> [QUOTED TEXT]:
So, Ms. Rachael, as you tour around the next few days, know that I'm living vicariously. I love you to pieces and you made my day today. It just reminded me how powerful just a little bit of time can be when offered to a child, and it reminded me that dreams live on in other people sometimes, and that, my dear, makes me so incredibly happy!
Let me tell you, yesterday, I was on fire! I created all day long, and I had so much fun. I found myself totally lost in each creation and by the end of the day, I was relaxed, re-energized and refreshed. Wow! I started one page in my journal--it's about growing old, and I found a quote about age and rather than describing it as growing old, it said we "ripen". I love that. Like a good wine, or a grape on the vine. Yummy. What a better way to look at aging. Of course, I'm not obsessing on the whole aging thing. I'm only 40, but some of my friends who are 40 are freaking out. I'm so happy, I can hardly stand it! True, there are days I miss that 20 something body, but hey, I'm better in every other way than in my hind end! I also played a bit with the drawing I posted yesterday. I "antiqued" it in I-photo, and decided to go with her as a mother nature like figure. The other two I've titled "What grows in your heart?" and "When your back is against the wall." Pretty obvious, I think. I'm just having a ball doing this. I'm not very good, but I don't care. There is nothing better than getting what's inside of you out on the page, and I really do believe that if you just let the process of creating overtake you, you'll find your subconscious rising to speak to you. I completely believe that God resides in our subconscious and speaks to us in whispers, guiding and supporting us. For me, creating helps me get in contact with God, and makes me feel ever so peaceful, centered, and like I said earlier, rejuvinated, re-energized, etc. So I'm off to see what else I can muster up with my new watercolor pencils that I absolutely LOVE!!! Have I mentioned that yet?

> [PROVIDED RECORDS]:
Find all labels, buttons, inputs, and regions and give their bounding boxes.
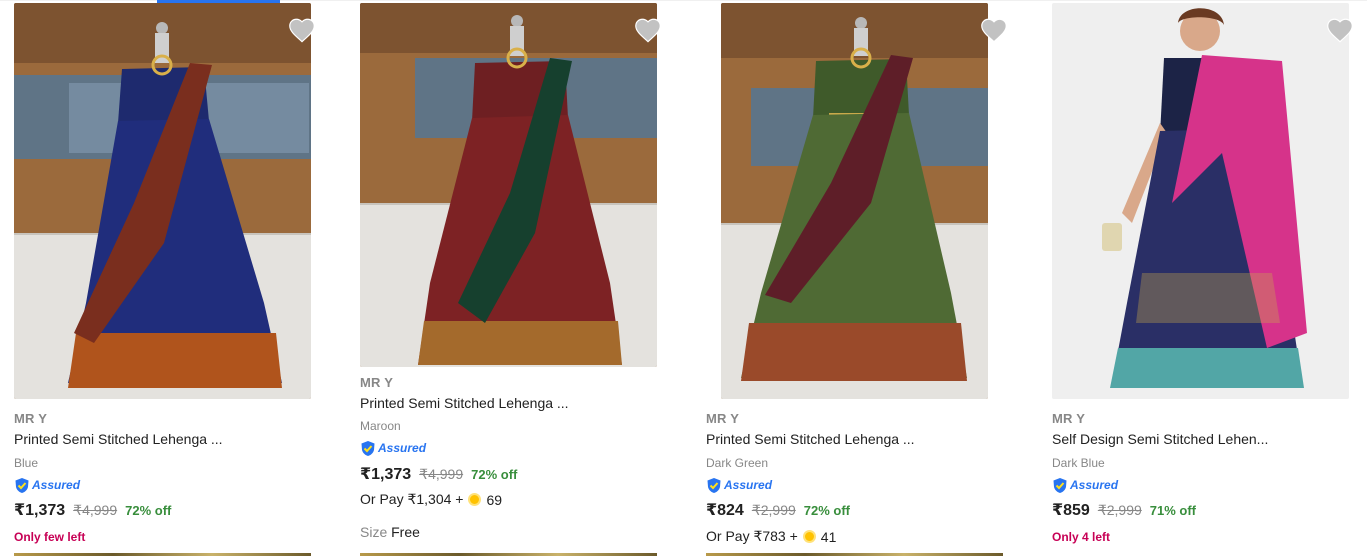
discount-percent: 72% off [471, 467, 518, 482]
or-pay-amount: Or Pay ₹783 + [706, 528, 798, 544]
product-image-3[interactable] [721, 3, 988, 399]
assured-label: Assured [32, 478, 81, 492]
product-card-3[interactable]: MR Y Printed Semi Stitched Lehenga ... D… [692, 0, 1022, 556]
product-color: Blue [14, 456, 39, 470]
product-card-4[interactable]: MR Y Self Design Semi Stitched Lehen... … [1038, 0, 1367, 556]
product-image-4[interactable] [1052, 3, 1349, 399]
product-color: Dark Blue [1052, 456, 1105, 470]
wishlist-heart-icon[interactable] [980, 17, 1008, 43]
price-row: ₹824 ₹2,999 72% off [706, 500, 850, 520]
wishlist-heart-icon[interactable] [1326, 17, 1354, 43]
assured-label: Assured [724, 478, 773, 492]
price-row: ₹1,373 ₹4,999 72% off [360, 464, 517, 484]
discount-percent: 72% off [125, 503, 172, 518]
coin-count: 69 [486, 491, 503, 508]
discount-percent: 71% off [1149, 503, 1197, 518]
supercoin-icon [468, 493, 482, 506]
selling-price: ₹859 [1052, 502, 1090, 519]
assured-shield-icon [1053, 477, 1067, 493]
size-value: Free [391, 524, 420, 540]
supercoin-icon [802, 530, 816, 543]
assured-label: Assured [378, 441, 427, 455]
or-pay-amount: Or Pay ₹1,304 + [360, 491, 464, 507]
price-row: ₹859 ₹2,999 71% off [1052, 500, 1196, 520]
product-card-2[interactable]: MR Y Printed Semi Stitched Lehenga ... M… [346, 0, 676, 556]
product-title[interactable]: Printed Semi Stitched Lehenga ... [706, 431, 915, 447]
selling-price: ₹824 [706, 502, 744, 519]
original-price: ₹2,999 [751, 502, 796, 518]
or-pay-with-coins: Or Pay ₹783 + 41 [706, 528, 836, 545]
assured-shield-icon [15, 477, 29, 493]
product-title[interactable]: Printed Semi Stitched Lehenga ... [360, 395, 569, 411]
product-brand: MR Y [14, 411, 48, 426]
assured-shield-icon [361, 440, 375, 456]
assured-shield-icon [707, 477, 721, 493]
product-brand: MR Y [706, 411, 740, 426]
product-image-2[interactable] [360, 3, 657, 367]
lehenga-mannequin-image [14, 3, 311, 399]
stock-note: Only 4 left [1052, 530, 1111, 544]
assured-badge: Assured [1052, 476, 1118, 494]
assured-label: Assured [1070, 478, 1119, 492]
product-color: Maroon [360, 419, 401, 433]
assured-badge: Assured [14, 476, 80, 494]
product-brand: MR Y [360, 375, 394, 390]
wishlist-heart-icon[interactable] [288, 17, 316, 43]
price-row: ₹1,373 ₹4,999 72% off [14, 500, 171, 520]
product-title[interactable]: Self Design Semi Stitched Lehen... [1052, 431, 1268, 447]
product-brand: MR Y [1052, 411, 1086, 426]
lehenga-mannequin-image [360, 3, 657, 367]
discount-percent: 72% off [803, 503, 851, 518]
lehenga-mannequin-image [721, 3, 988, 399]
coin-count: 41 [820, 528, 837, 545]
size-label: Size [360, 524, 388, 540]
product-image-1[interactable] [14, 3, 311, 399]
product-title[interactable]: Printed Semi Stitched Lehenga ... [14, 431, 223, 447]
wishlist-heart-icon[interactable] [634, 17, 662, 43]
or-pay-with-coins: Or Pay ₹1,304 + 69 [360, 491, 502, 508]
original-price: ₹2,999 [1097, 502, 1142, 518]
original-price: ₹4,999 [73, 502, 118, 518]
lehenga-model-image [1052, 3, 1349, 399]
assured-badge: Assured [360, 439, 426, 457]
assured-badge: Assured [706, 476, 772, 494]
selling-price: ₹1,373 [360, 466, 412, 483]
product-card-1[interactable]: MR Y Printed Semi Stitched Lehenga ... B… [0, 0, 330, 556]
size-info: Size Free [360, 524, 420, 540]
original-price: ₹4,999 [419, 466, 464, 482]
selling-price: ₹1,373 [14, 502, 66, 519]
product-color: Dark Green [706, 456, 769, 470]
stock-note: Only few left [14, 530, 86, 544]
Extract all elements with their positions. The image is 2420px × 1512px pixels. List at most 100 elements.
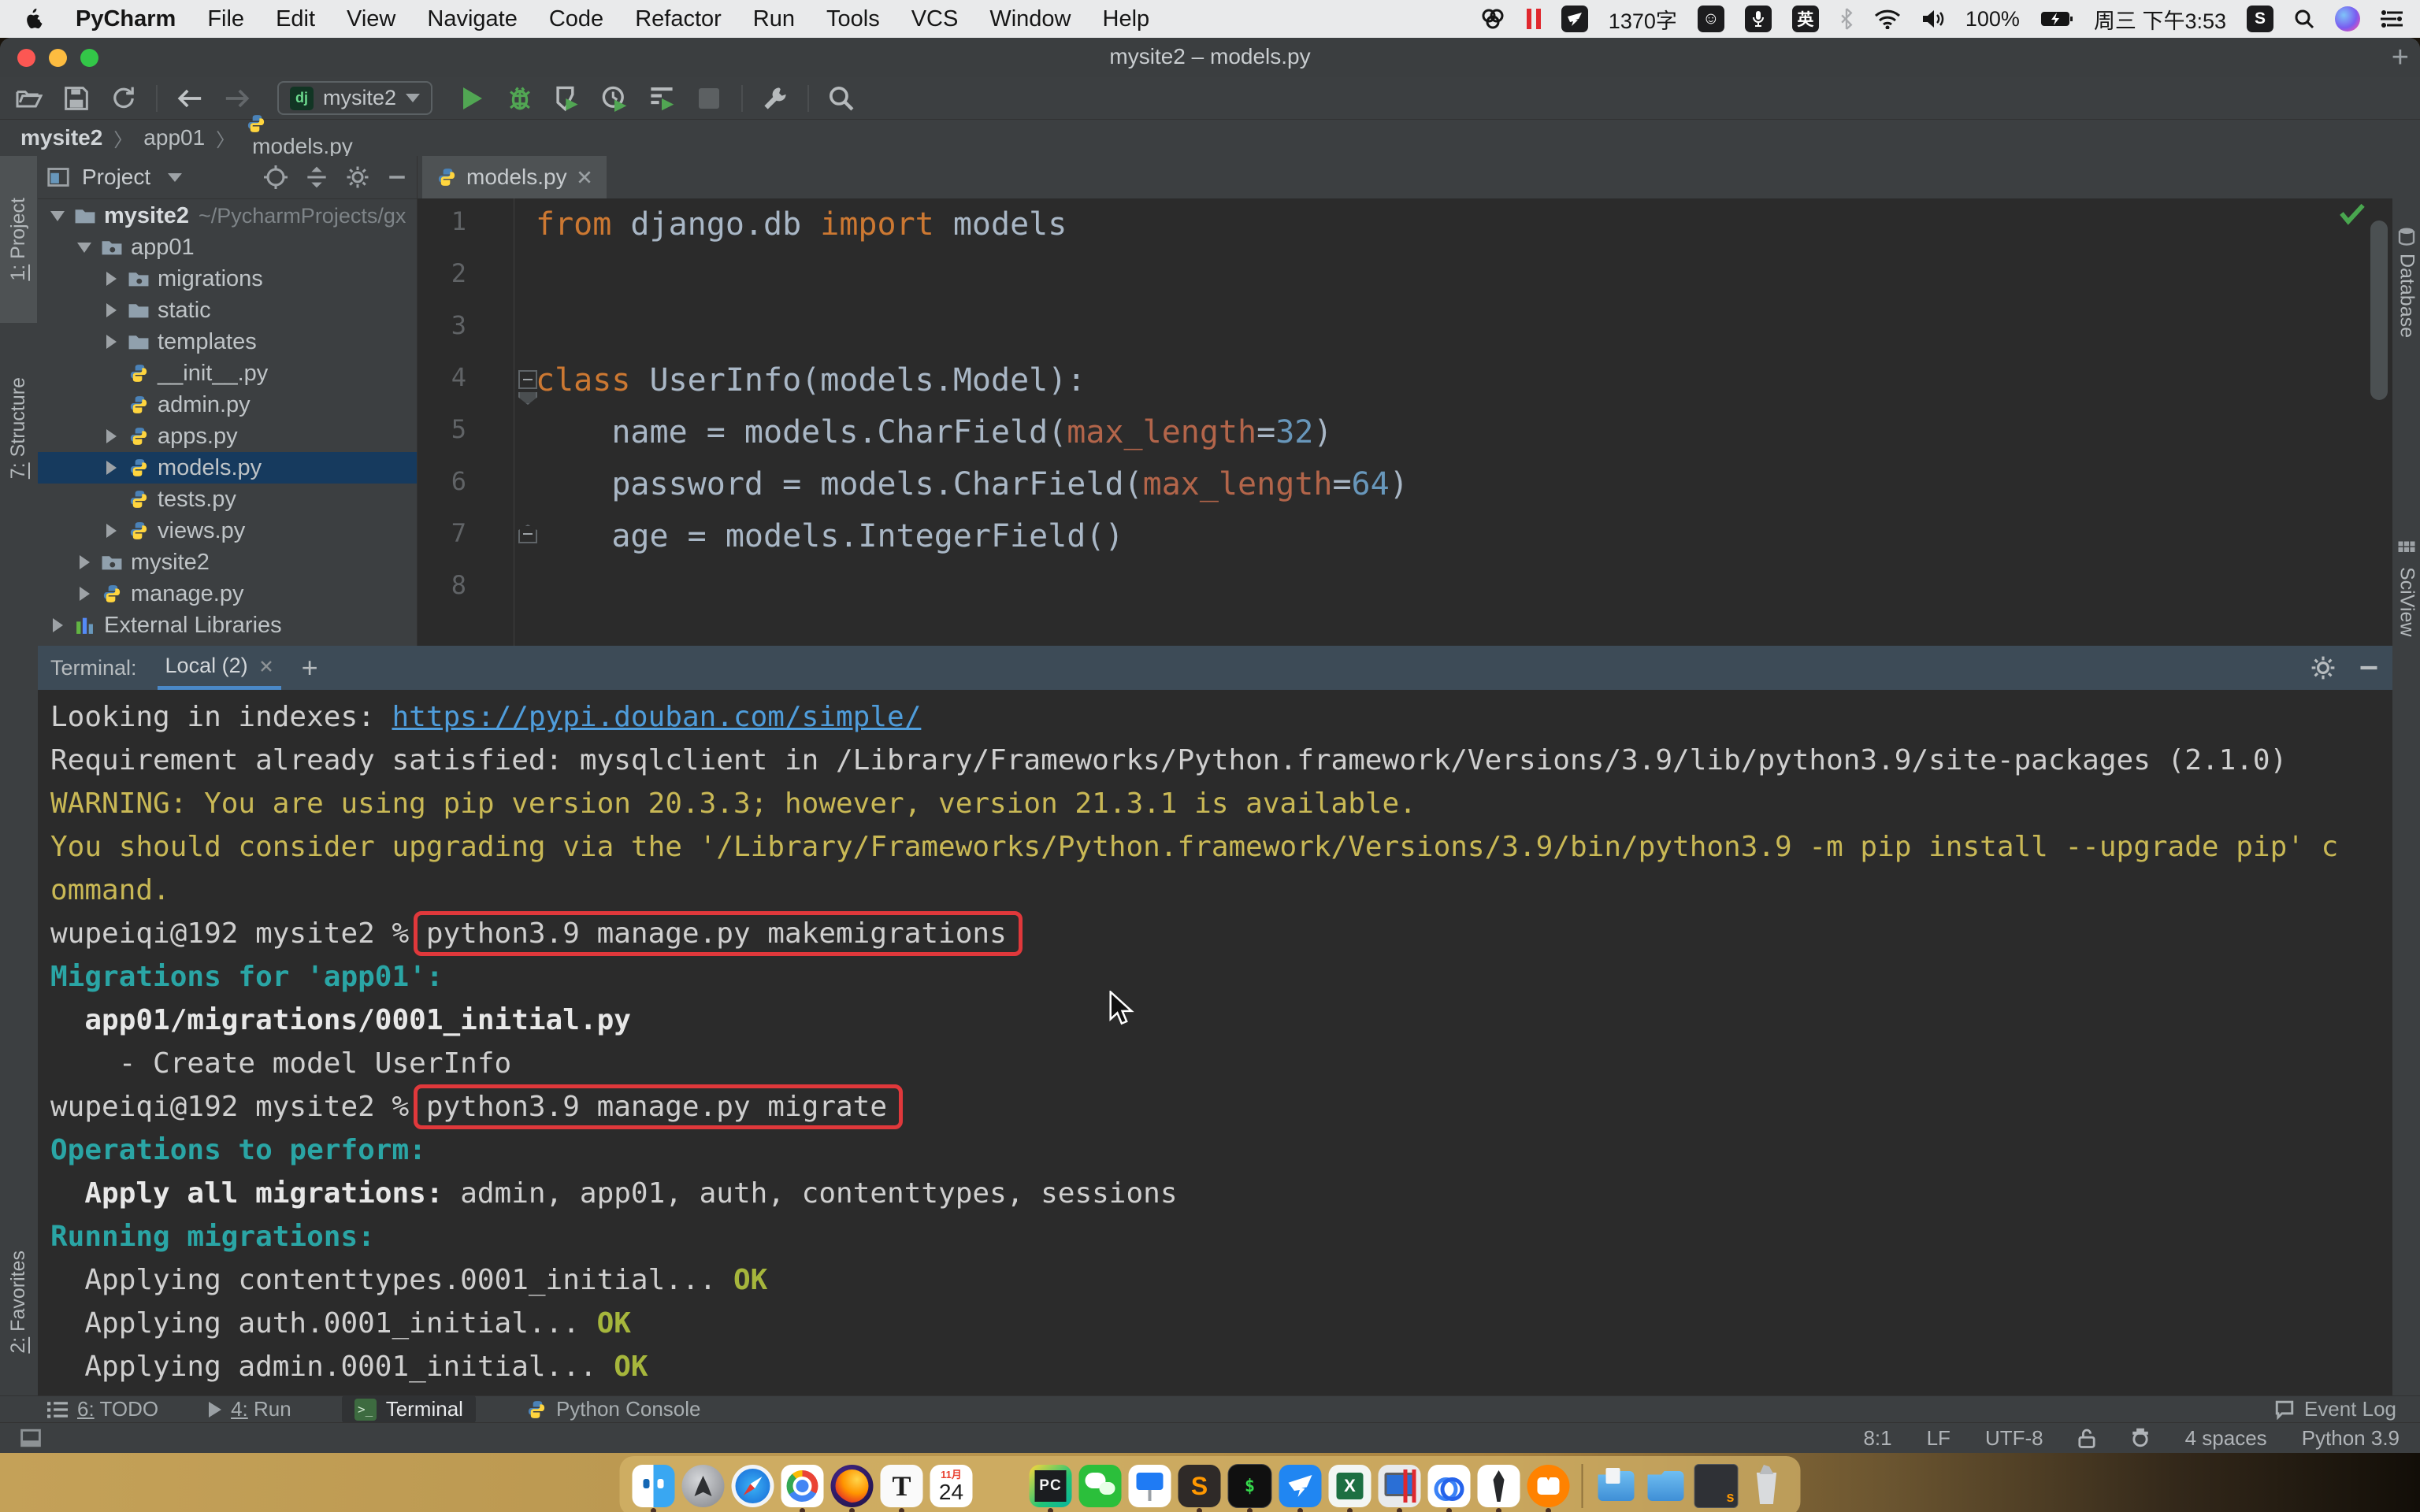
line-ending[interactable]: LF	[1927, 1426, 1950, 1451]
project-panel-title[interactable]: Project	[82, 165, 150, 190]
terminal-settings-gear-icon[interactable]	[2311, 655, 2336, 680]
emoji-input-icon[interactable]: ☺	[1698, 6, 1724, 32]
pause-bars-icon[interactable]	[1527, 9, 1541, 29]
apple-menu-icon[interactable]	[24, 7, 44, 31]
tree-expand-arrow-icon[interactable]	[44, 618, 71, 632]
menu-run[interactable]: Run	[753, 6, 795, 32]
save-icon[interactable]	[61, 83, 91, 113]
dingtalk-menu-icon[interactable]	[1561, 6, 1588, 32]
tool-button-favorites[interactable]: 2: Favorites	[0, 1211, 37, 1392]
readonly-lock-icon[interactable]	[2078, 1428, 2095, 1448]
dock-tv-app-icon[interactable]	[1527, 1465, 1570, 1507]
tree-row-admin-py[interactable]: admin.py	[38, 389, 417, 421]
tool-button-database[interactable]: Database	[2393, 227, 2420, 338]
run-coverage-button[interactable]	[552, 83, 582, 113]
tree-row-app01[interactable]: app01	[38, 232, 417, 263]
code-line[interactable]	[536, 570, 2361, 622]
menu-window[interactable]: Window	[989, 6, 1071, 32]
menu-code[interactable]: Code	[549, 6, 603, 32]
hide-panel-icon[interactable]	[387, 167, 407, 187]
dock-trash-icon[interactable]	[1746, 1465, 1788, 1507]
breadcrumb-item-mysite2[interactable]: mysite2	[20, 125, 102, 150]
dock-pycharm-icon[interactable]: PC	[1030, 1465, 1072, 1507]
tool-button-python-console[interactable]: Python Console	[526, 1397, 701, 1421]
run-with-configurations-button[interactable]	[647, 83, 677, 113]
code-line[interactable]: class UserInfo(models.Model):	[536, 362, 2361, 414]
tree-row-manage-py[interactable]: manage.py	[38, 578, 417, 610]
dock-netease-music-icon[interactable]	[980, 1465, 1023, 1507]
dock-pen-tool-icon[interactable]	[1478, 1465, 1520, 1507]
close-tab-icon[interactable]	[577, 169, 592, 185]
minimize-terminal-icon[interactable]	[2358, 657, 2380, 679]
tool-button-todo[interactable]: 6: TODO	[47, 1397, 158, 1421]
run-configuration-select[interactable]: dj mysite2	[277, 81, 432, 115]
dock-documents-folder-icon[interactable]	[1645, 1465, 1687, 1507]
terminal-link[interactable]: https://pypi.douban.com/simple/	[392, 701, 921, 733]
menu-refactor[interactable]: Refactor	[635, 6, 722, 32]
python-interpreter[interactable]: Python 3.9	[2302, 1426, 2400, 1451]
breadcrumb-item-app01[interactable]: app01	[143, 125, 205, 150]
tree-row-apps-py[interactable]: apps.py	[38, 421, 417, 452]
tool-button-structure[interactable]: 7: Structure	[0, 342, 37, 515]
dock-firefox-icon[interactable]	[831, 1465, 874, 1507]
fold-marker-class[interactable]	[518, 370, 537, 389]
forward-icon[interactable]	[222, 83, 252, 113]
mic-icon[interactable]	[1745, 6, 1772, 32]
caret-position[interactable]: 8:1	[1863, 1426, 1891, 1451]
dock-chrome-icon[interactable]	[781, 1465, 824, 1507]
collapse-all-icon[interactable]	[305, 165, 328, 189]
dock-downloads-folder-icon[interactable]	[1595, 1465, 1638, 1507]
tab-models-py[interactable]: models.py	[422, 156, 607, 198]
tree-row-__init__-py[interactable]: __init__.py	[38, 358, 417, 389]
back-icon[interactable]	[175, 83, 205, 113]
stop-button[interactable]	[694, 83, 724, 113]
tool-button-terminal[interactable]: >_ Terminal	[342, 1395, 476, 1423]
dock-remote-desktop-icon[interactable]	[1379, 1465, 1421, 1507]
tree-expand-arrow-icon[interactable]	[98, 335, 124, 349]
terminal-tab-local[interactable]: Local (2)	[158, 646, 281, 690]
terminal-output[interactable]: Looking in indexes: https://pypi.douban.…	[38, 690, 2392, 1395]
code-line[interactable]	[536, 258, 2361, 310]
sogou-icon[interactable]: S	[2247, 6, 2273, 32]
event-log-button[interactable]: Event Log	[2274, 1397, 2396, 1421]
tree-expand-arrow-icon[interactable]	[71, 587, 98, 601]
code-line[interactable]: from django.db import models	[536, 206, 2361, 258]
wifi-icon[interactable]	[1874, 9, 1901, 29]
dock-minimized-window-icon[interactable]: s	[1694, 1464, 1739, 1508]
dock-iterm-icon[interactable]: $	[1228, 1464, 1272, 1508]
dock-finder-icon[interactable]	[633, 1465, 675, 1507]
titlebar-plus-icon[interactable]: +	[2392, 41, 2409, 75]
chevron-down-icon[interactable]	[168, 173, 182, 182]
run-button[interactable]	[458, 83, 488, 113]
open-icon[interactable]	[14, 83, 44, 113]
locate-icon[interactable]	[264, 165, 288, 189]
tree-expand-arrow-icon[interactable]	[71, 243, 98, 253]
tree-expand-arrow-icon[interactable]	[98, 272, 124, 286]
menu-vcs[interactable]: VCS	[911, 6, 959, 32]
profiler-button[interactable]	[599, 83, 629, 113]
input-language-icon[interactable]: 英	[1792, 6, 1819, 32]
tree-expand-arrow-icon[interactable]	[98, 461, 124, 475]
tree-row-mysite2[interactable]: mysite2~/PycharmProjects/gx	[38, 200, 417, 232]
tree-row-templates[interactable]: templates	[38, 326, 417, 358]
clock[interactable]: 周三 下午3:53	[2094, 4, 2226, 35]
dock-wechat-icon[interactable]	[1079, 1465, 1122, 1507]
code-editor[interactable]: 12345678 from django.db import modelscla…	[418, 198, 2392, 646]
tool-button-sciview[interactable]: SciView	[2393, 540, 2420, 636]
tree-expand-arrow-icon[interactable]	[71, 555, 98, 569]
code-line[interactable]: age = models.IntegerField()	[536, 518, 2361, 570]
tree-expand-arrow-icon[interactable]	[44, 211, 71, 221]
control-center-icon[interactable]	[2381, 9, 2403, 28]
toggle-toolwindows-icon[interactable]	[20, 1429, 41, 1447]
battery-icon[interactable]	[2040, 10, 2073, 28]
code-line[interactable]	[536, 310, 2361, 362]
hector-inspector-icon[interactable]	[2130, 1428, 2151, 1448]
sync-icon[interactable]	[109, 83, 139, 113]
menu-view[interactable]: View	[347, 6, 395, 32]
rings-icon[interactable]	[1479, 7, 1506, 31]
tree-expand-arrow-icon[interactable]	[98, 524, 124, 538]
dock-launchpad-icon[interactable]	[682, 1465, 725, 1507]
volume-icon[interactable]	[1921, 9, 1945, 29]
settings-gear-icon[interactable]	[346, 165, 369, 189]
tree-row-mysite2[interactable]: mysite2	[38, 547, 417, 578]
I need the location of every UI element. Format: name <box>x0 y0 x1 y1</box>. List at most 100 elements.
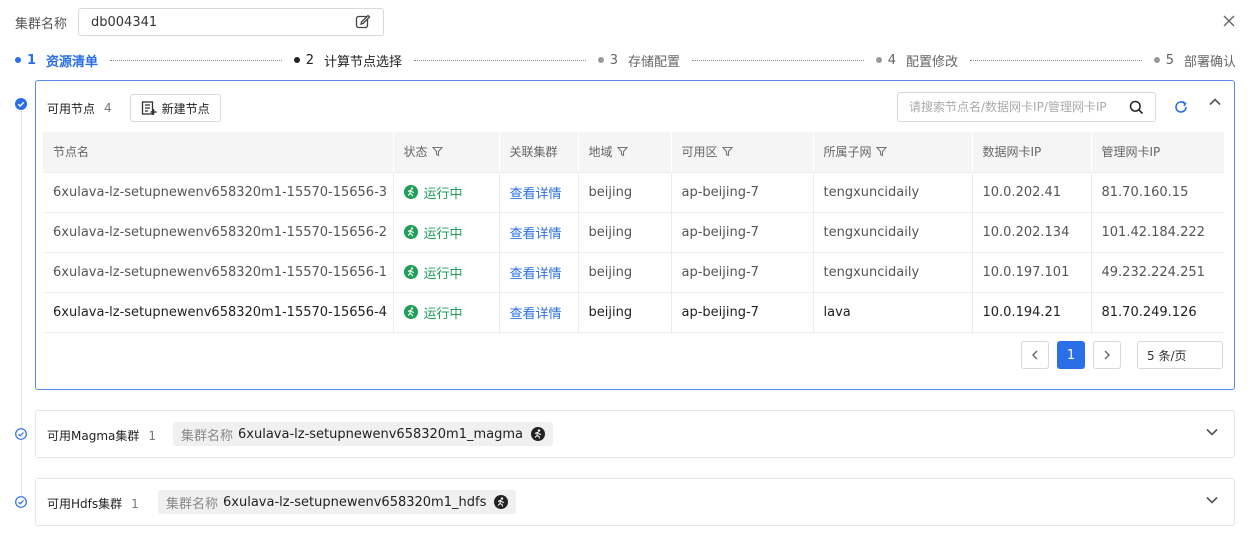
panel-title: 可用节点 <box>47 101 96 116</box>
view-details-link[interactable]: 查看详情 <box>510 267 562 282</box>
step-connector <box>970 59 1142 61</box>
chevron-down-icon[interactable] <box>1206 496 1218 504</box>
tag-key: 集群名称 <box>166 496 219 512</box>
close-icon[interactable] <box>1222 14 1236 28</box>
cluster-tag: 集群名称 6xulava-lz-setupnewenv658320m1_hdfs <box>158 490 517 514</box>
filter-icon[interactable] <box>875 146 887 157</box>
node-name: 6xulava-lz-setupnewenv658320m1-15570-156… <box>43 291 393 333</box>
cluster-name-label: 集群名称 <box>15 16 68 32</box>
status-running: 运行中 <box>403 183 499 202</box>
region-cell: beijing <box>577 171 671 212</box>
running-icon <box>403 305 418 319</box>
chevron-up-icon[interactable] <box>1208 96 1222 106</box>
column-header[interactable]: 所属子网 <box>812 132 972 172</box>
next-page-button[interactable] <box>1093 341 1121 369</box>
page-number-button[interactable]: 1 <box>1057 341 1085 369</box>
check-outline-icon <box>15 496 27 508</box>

> [GIVEN REQUEST A]:
Answer these about the post on creating art, one line each:
(i) What word did the quote about age use in place of "growing old"?
(ii) How old does the writer say they are?
(iii) What new art supply is the writer off to try out?
> [GIVEN REQUEST B]: In the post on creating art, list the three words that describe how the writer felt by the end of the day of creating.
> [GIVEN REQUEST C]: Carry on the post about creating art from its final line.

> [EXERCISE RESULT A]:
(i) Ripen
(ii) 40
(iii) Watercolor pencils

> [EXERCISE RESULT B]: Relaxed, re-energized, refreshed

> [EXERCISE RESULT C]:
My dad has been here visiting, so not a lot of art going on. He just left, taking Jake with him for a little Papa and grandson time together in the Ozarks. I knew I'd have some quiet time to work at home on my journal this week, so I decided to try something new. I bought some watercolor pencils (had that wonderful 40% coupon from Michael's!), so I played a bit last night. I absolutely love the watercolor pencils because you can never be sure what you are going to get, and even though I'm not at all good at this drawing thing, I still love the process. It's like meditation! Now, I'm wondering what do to with this one. I like her as a Medusa-like character, and I like her as Mother Nature, and I also like her as a woman caught in the whirlwind of life. I might try several things with her today. I also want to work on some background papers. I so love paper. I love buying it--and of course touching each sheet before I decide on which one I want, BUT I also love to make my own backgrounds. This time when I made my vacation scrapbooks, I used only scenic photos I had taken as background paper. It added so much to each page to see the scenic views we had seen while driving through Colorado. Eric made fun of me as I snapped close-ups of trees, wooden tables, rocks, etc., but after he saw the scrapbook he totally appreciated my stopping to get as close to possible to "weird" objects on our various and sundry treks. So what shall I do with her?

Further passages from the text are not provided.